• MATERIAL FOR THIS EXERCISE
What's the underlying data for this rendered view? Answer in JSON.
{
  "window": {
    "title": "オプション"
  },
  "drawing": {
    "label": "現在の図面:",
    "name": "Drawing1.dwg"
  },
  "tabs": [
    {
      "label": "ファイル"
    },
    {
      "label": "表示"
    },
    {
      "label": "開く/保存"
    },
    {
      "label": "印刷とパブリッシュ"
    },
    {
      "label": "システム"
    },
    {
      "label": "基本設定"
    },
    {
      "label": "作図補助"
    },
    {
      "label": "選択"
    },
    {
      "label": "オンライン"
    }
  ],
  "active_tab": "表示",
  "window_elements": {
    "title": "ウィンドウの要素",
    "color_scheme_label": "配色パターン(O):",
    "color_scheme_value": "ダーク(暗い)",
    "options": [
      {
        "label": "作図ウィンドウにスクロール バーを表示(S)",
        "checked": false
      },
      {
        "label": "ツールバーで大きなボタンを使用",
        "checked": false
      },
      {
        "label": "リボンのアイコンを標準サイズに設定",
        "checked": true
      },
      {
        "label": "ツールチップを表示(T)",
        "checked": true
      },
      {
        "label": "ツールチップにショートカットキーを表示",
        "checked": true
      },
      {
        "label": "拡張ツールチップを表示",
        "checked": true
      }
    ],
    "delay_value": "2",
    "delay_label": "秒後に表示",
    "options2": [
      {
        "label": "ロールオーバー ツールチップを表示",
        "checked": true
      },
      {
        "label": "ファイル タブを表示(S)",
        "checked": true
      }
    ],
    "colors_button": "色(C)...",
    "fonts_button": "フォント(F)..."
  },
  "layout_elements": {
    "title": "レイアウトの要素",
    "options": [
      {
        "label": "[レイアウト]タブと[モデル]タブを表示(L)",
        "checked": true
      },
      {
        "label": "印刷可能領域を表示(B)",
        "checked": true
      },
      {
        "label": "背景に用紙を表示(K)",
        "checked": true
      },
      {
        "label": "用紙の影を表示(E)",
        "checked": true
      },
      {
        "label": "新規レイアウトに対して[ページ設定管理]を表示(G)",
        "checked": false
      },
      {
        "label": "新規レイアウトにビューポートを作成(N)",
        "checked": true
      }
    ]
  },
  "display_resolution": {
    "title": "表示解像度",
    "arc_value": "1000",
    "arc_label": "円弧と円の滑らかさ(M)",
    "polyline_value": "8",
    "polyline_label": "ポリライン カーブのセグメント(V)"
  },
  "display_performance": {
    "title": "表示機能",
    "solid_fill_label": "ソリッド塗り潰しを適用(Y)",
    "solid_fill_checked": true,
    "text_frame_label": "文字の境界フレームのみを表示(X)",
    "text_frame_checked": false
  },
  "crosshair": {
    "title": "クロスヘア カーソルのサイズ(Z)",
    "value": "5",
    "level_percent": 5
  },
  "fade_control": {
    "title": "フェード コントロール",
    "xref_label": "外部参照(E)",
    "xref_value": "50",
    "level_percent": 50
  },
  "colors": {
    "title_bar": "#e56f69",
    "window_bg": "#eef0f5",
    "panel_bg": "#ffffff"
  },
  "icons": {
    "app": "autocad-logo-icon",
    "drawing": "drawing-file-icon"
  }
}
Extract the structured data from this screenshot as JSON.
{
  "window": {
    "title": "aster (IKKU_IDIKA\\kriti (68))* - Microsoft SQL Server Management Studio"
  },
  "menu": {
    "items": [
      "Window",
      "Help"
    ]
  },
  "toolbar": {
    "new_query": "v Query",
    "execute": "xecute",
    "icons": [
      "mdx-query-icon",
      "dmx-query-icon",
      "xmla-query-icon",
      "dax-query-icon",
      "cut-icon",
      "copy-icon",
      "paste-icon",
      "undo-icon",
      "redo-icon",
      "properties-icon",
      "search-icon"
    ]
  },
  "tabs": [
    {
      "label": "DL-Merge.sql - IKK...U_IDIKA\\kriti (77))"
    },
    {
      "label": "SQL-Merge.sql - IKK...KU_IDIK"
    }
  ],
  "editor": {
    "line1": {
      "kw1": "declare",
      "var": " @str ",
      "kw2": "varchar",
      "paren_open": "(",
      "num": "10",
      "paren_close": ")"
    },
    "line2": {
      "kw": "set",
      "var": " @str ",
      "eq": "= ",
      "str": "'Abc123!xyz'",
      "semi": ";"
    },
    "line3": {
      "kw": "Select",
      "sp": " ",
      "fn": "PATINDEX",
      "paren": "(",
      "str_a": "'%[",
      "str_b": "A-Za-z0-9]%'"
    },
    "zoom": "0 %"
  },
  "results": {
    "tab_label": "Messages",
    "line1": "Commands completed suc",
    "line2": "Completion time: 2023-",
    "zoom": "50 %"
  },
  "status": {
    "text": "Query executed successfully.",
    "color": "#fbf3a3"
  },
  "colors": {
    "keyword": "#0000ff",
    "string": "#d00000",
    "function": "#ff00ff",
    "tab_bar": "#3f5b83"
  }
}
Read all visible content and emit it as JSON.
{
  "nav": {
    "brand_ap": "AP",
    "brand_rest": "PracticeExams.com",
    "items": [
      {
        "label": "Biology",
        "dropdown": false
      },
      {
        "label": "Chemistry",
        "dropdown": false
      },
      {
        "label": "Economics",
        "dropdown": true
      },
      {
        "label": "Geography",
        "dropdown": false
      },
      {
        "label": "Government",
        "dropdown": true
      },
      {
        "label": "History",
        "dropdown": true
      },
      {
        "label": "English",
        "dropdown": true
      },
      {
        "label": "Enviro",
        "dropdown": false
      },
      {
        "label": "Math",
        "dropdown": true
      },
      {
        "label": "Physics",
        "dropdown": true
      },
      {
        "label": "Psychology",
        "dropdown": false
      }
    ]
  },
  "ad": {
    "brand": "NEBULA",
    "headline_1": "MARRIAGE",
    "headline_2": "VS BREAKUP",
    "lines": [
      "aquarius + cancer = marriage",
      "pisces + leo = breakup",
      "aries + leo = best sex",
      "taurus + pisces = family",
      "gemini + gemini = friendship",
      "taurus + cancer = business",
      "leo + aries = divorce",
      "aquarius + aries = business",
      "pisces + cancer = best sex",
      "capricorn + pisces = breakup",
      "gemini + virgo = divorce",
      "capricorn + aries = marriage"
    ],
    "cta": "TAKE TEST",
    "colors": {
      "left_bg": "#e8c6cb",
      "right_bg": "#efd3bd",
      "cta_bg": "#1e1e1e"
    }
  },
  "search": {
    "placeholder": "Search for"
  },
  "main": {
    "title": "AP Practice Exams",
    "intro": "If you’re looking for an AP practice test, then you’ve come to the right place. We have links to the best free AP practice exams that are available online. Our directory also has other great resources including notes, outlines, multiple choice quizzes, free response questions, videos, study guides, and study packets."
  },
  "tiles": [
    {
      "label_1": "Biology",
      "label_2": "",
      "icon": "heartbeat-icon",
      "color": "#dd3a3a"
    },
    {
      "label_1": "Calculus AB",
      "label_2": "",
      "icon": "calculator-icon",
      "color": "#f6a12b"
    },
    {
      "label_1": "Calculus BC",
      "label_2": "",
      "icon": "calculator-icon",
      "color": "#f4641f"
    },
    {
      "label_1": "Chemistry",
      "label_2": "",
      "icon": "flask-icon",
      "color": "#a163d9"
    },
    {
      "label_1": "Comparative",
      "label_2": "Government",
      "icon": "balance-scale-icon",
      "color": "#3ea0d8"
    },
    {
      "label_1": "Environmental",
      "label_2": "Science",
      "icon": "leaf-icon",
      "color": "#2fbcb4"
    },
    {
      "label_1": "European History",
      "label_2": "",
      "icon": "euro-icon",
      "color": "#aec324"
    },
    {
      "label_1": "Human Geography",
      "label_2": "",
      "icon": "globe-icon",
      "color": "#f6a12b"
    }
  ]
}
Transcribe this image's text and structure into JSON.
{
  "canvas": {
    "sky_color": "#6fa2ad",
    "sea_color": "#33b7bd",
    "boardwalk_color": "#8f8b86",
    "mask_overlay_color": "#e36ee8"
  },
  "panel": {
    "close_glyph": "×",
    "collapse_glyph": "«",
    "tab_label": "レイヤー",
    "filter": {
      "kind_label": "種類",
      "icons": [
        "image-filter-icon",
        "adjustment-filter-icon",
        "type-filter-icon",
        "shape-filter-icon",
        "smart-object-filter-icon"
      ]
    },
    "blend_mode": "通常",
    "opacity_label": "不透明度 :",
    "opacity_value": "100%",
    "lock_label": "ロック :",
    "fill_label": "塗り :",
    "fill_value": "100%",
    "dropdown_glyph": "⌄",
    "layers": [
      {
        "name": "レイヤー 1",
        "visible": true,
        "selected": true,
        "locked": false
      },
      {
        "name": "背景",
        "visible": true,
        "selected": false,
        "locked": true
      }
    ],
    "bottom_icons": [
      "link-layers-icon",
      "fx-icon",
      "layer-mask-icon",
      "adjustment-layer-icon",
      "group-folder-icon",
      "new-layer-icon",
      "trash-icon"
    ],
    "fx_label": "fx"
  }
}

• GIVEN REQUEST
Which lines of the material contain the string "pisces"? List each of them.

• SOLUTION FOR THIS EXERCISE
      "pisces + leo = breakup",
      "taurus + pisces = family",
      "pisces + cancer = best sex",
      "capricorn + pisces = breakup",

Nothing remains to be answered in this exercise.